Problem to solve:
Write out the listing below exactly, and omit any images you find in it.

Source data:
────────────────────
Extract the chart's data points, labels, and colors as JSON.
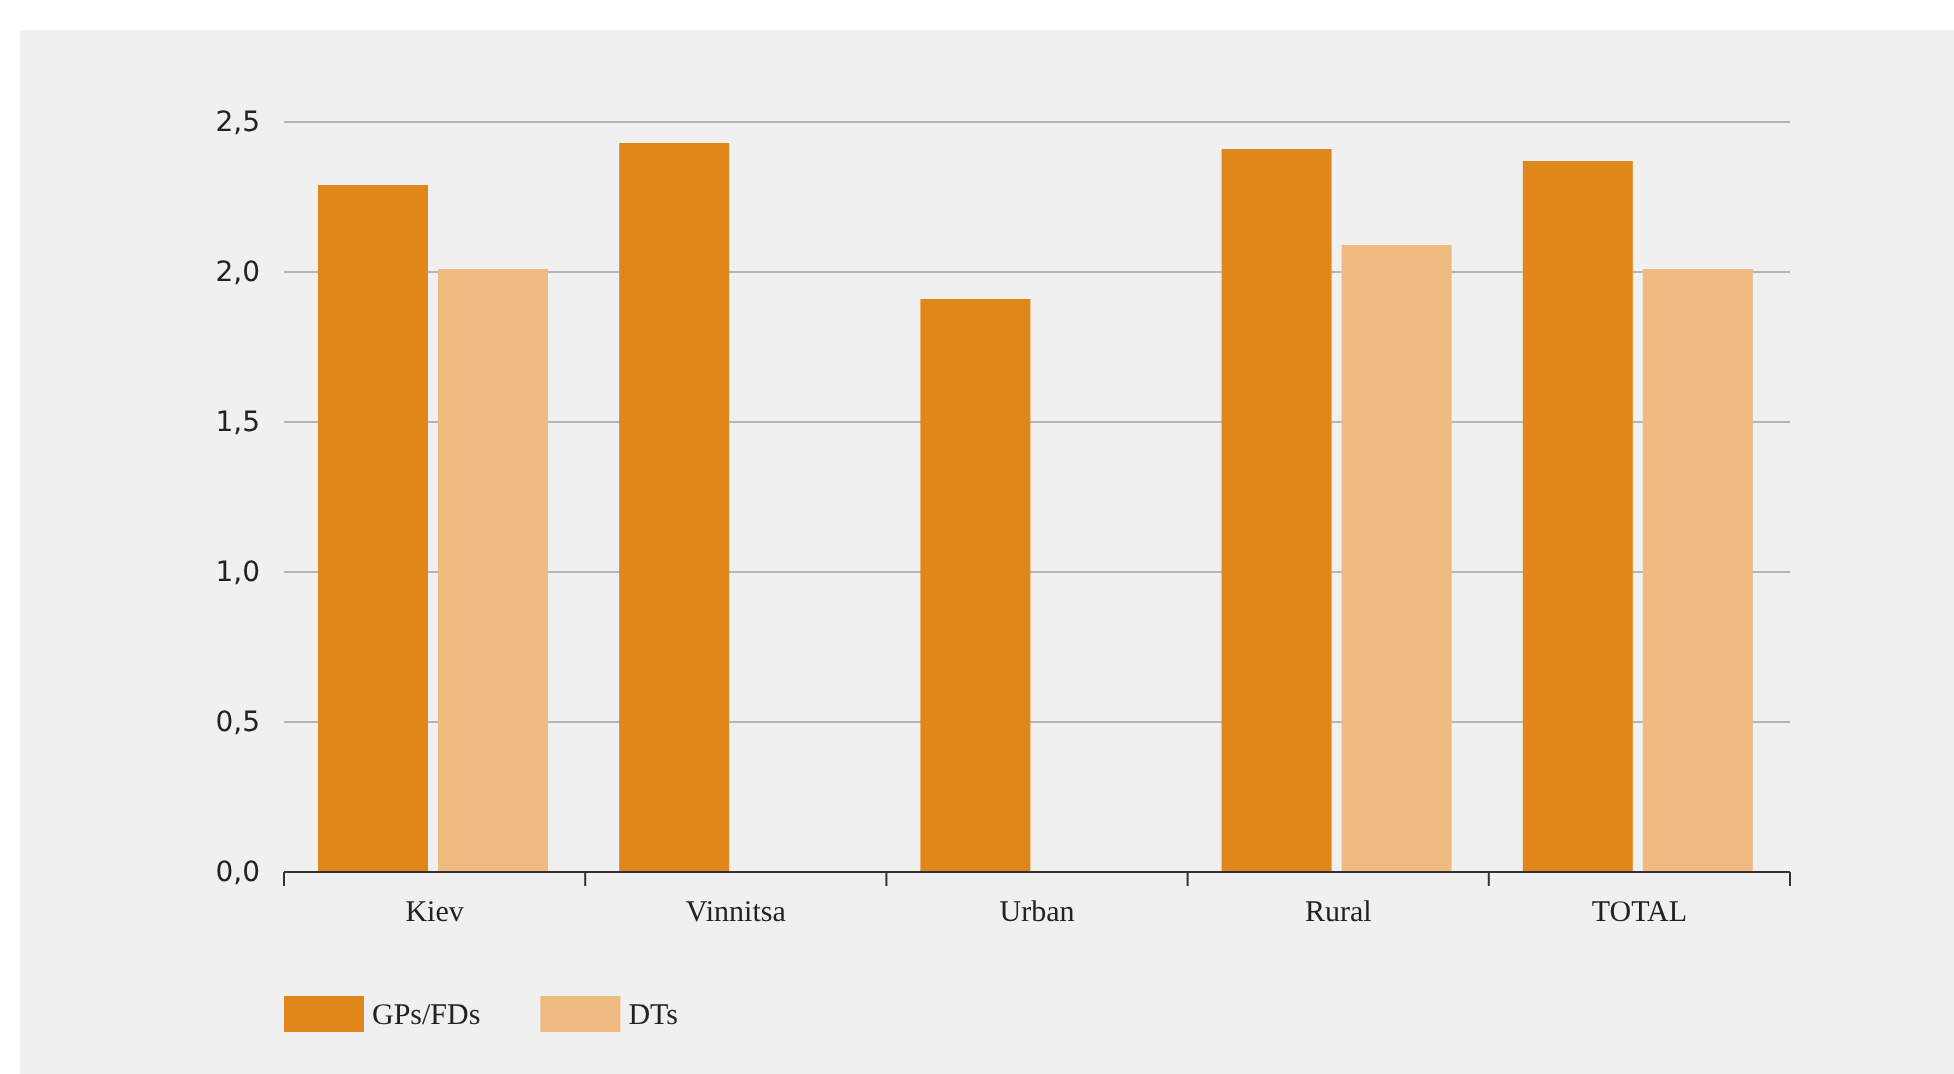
{
  "chart_data": {
    "type": "bar",
    "categories": [
      "Kiev",
      "Vinnitsa",
      "Urban",
      "Rural",
      "TOTAL"
    ],
    "series": [
      {
        "name": "GPs/FDs",
        "color": "#e0861a",
        "values": [
          2.29,
          2.43,
          1.91,
          2.41,
          2.37
        ]
      },
      {
        "name": "DTs",
        "color": "#f0bb80",
        "values": [
          2.01,
          null,
          null,
          2.09,
          2.01
        ]
      }
    ],
    "ylim": [
      0,
      2.5
    ],
    "yticks": [
      {
        "value": 0,
        "label": "0,0"
      },
      {
        "value": 0.5,
        "label": "0,5"
      },
      {
        "value": 1,
        "label": "1,0"
      },
      {
        "value": 1.5,
        "label": "1,5"
      },
      {
        "value": 2,
        "label": "2,0"
      },
      {
        "value": 2.5,
        "label": "2,5"
      }
    ],
    "grid": "y",
    "legend": "bottom"
  }
}
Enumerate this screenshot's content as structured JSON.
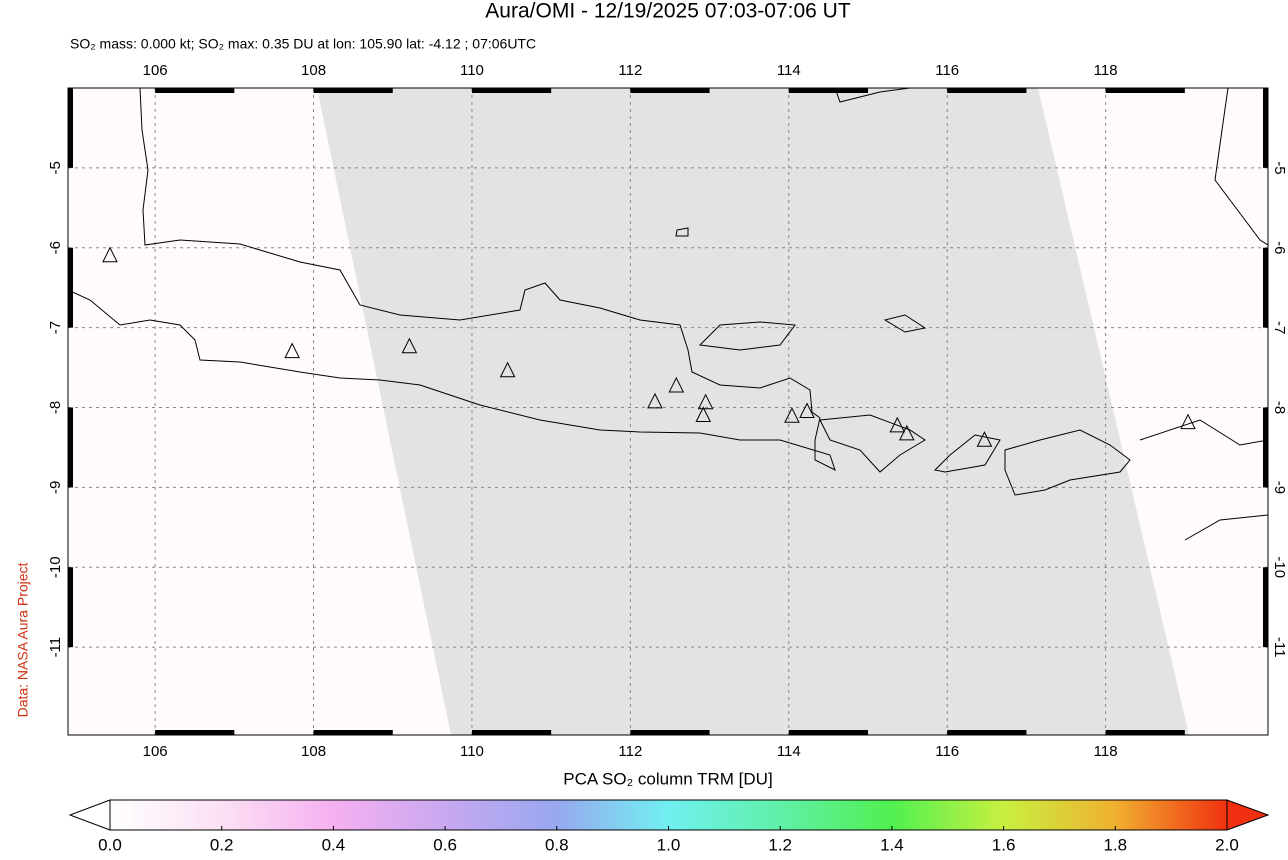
────────────────────
Final answer:
Extract the chart's data points, labels, and colors as JSON.
{
  "chart_data": {
    "type": "bar",
    "categories": [
      "Kiev",
      "Vinnitsa",
      "Urban",
      "Rural",
      "TOTAL"
    ],
    "series": [
      {
        "name": "GPs/FDs",
        "color": "#e0861a",
        "values": [
          2.29,
          2.43,
          1.91,
          2.41,
          2.37
        ]
      },
      {
        "name": "DTs",
        "color": "#f0bb80",
        "values": [
          2.01,
          null,
          null,
          2.09,
          2.01
        ]
      }
    ],
    "ylim": [
      0,
      2.5
    ],
    "yticks": [
      {
        "value": 0,
        "label": "0,0"
      },
      {
        "value": 0.5,
        "label": "0,5"
      },
      {
        "value": 1,
        "label": "1,0"
      },
      {
        "value": 1.5,
        "label": "1,5"
      },
      {
        "value": 2,
        "label": "2,0"
      },
      {
        "value": 2.5,
        "label": "2,5"
      }
    ],
    "grid": "y",
    "legend": "bottom"
  }
}
Enumerate this screenshot's content as structured JSON.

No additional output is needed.